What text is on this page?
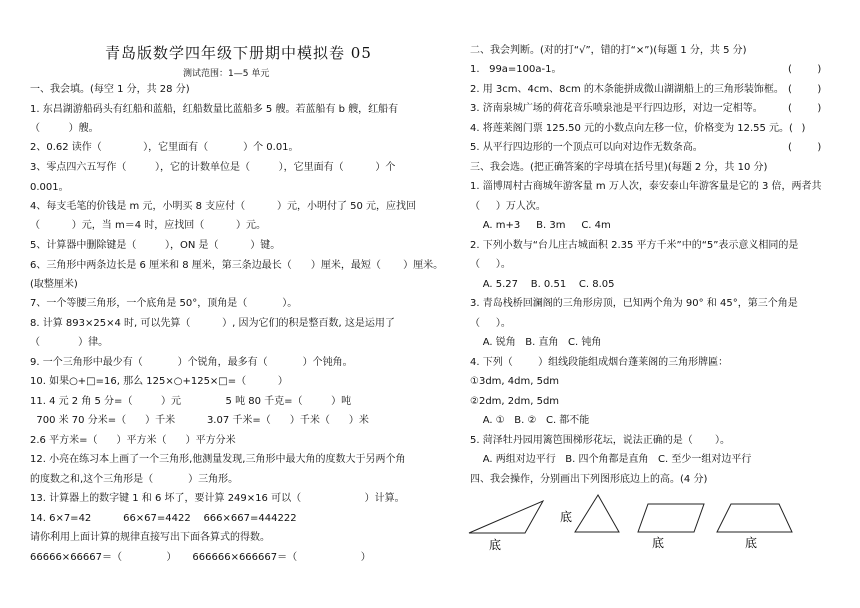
青岛版数学四年级下册期中模拟卷 05
测试范围：1—5 单元
一、我会填。(每空 1 分，共 28 分)
1. 东昌湖游船码头有红船和蓝船，红船数量比蓝船多 5 艘。若蓝船有 b 艘，红船有
（         ）艘。
2、0.62 读作（             ），它里面有（           ）个 0.01。
3、零点四六五写作（         ），它的计数单位是（         ），它里面有（          ）个
0.001。
4、每支毛笔的价钱是 m 元，小明买 8 支应付（          ）元，小明付了 50 元，应找回
（          ）元，当 m＝4 时，应找回（          ）元。
5、计算器中删除键是（         ），ON 是（          ）键。
6、三角形中两条边长是 6 厘米和 8 厘米，第三条边最长（      ）厘米，最短（       ）厘米。
(取整厘米)
7、一个等腰三角形，一个底角是 50°，顶角是（           ）。
8. 计算 893×25×4 时, 可以先算（          ）, 因为它们的积是整百数, 这是运用了
（            ）律。
9. 一个三角形中最少有（           ）个锐角，最多有（           ）个钝角。
10. 如果○+□=16, 那么 125×○+125×□=（          ）
11. 4 元 2 角 5 分=（         ）元              5 吨 80 千克=（         ）吨
700 米 70 分米=（      ）千米          3.07 千米=（      ）千米（      ）米
2.6 平方米=（      ）平方米（      ）平方分米
12. 小亮在练习本上画了一个三角形,他测量发现,三角形中最大角的度数大于另两个角
的度数之和,这个三角形是（           ）三角形。
13. 计算器上的数字键 1 和 6 坏了，要计算 249×16 可以（                    ）计算。
14. 6×7=42          66×67=4422    666×667=444222
请你利用上面计算的规律直接写出下面各算式的得数。
66666×66667＝（              ）     666666×666667＝（                    ）
二、我会判断。(对的打“√”，错的打“×”)(每题 1 分，共 5 分)
1.   99a=100a-1。	(        )
2. 用 3cm、4cm、8cm 的木条能拼成微山湖湖船上的三角形装饰框。 (        )
3. 济南泉城广场的荷花音乐喷泉池是平行四边形，对边一定相等。	(        )
4. 将莲莱阁门票 125.50 元的小数点向左移一位，价格变为 12.55 元。( )
5. 从平行四边形的一个顶点可以向对边作无数条高。	(        )
三、我会选。(把正确答案的字母填在括号里)(每题 2 分，共 10 分)
1. 淄博周村古商城年游客量 m 万人次，泰安泰山年游客量是它的 3 倍，两者共
（     ）万人次。
A. m+3     B. 3m     C. 4m
2. 下列小数与“台儿庄古城面积 2.35 平方千米”中的“5”表示意义相同的是
（     ）。
A. 5.27    B. 0.51    C. 8.05
3. 青岛栈桥回澜阁的三角形房顶，已知两个角为 90° 和 45°，第三个角是
（     ）。
A. 锐角   B. 直角   C. 钝角
4. 下列（        ）组线段能组成烟台蓬莱阁的三角形牌匾：
①3dm, 4dm, 5dm
②2dm, 2dm, 5dm
A. ①   B. ②   C. 都不能
5. 菏泽牡丹园用篱笆围梯形花坛，说法正确的是（       ）。
A. 两组对边平行   B. 四个角都是直角   C. 至少一组对边平行
四、我会操作，分别画出下列图形底边上的高。(4 分)
底
底
底	底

____________

**JOB**
Extract all lines of the records above that include "它里面有".

**RESULT OF THE TASK**
2、0.62 读作（             ），它里面有（           ）个 0.01。
3、零点四六五写作（         ），它的计数单位是（         ），它里面有（          ）个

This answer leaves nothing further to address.